PROBLEM TO SOLVE
Give the data a second time, exactly and in full.

Stored items
####################

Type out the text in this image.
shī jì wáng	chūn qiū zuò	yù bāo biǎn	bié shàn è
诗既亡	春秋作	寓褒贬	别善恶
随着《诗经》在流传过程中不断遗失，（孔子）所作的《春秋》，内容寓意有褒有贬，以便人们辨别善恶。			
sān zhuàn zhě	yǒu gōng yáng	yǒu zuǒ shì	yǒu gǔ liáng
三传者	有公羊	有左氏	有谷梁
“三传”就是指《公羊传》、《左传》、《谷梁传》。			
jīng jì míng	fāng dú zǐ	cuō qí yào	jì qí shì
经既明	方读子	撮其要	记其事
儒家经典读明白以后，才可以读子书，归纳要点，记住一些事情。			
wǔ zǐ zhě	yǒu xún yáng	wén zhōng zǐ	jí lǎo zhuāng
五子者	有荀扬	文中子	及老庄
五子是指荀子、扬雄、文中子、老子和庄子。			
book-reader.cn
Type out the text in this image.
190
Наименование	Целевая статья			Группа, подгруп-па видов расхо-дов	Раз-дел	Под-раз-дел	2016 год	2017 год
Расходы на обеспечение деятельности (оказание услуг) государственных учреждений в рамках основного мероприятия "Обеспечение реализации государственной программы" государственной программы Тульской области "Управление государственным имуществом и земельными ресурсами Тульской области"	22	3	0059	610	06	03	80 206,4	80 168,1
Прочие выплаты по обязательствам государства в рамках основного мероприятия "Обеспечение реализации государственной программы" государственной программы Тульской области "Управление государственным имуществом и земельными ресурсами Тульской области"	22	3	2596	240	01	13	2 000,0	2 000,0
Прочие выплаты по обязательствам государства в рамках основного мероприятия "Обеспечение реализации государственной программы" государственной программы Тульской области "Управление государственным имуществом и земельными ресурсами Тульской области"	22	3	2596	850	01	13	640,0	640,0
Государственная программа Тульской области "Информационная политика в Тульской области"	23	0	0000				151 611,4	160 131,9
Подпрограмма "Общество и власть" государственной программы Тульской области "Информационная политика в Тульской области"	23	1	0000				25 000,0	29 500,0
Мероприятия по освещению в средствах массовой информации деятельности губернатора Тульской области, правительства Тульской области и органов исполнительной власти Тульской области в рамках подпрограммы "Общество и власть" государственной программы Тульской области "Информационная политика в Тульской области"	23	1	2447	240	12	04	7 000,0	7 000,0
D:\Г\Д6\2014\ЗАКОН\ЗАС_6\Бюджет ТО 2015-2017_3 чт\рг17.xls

####################

OUTPUT OF THE EXERCISE
Type out the text in this image.
shī jì wáng	chūn qiū zuò	yù bāo biǎn	bié shàn è
诗既亡	春秋作	寓褒贬	别善恶
随着《诗经》在流传过程中不断遗失，（孔子）所作的《春秋》，内容寓意有褒有贬，以便人们辨别善恶。			
sān zhuàn zhě	yǒu gōng yáng	yǒu zuǒ shì	yǒu gǔ liáng
三传者	有公羊	有左氏	有谷梁
“三传”就是指《公羊传》、《左传》、《谷梁传》。			
jīng jì míng	fāng dú zǐ	cuō qí yào	jì qí shì
经既明	方读子	撮其要	记其事
儒家经典读明白以后，才可以读子书，归纳要点，记住一些事情。			
wǔ zǐ zhě	yǒu xún yáng	wén zhōng zǐ	jí lǎo zhuāng
五子者	有荀扬	文中子	及老庄
五子是指荀子、扬雄、文中子、老子和庄子。			
book-reader.cn
Type out the text in this image.
190
Наименование	Целевая статья			Группа, подгруп-па видов расхо-дов	Раз-дел	Под-раз-дел	2016 год	2017 год
Расходы на обеспечение деятельности (оказание услуг) государственных учреждений в рамках основного мероприятия "Обеспечение реализации государственной программы" государственной программы Тульской области "Управление государственным имуществом и земельными ресурсами Тульской области"	22	3	0059	610	06	03	80 206,4	80 168,1
Прочие выплаты по обязательствам государства в рамках основного мероприятия "Обеспечение реализации государственной программы" государственной программы Тульской области "Управление государственным имуществом и земельными ресурсами Тульской области"	22	3	2596	240	01	13	2 000,0	2 000,0
Прочие выплаты по обязательствам государства в рамках основного мероприятия "Обеспечение реализации государственной программы" государственной программы Тульской области "Управление государственным имуществом и земельными ресурсами Тульской области"	22	3	2596	850	01	13	640,0	640,0
Государственная программа Тульской области "Информационная политика в Тульской области"	23	0	0000				151 611,4	160 131,9
Подпрограмма "Общество и власть" государственной программы Тульской области "Информационная политика в Тульской области"	23	1	0000				25 000,0	29 500,0
Мероприятия по освещению в средствах массовой информации деятельности губернатора Тульской области, правительства Тульской области и органов исполнительной власти Тульской области в рамках подпрограммы "Общество и власть" государственной программы Тульской области "Информационная политика в Тульской области"	23	1	2447	240	12	04	7 000,0	7 000,0
D:\Г\Д6\2014\ЗАКОН\ЗАС_6\Бюджет ТО 2015-2017_3 чт\рг17.xls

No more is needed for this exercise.